------ THE RECORDS

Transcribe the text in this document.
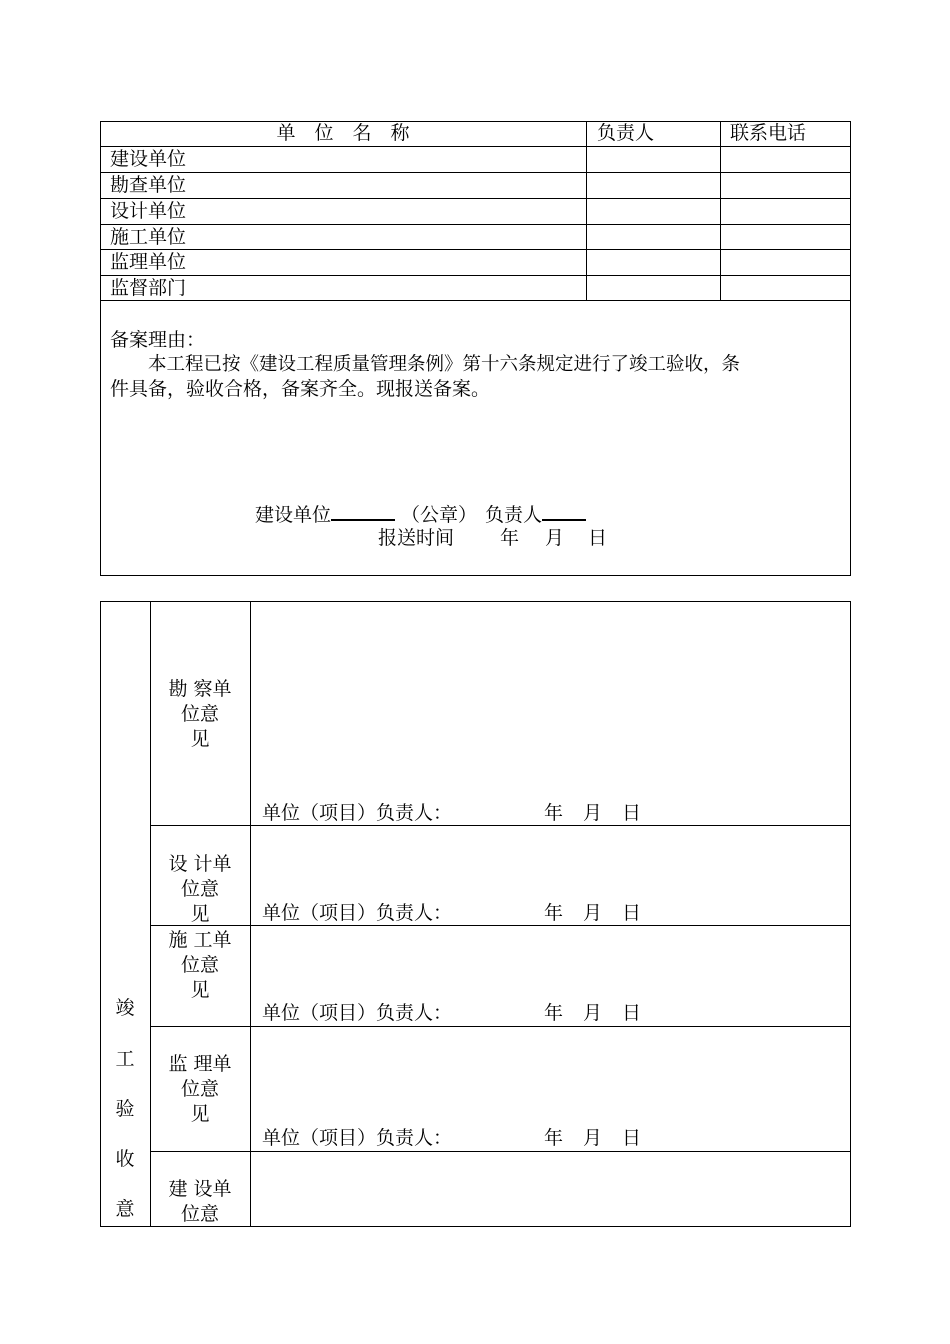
单　位　名　称	负责人	联系电话
建设单位
勘查单位
设计单位
施工单位
监理单位
监督部门
备案理由：
本工程已按《建设工程质量管理条例》第十六条规定进行了竣工验收，条
件具备，验收合格，备案齐全。现报送备案。
建设单位	（公章） 负责人
报送时间 年 月 日
竣
工
验
收
意
勘 察单
位意
见
单位（项目）负责人：	年 月 日
设 计单
位意
见	单位（项目）负责人：	年 月 日
施 工单
位意
见
单位（项目）负责人：	年 月 日
监 理单
位意
见
单位（项目）负责人：	年 月 日
建 设单
位意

------------

> **AIM**: Every line above should be returned word for word, with the pictures left behind.

> **EXPECTED ANSWER**:
Transcribe the text in this document.
单　位　名　称	负责人	联系电话
建设单位
勘查单位
设计单位
施工单位
监理单位
监督部门
备案理由：
本工程已按《建设工程质量管理条例》第十六条规定进行了竣工验收，条
件具备，验收合格，备案齐全。现报送备案。
建设单位	（公章） 负责人
报送时间 年 月 日
竣
工
验
收
意
勘 察单
位意
见
单位（项目）负责人：	年 月 日
设 计单
位意
见	单位（项目）负责人：	年 月 日
施 工单
位意
见
单位（项目）负责人：	年 月 日
监 理单
位意
见
单位（项目）负责人：	年 月 日
建 设单
位意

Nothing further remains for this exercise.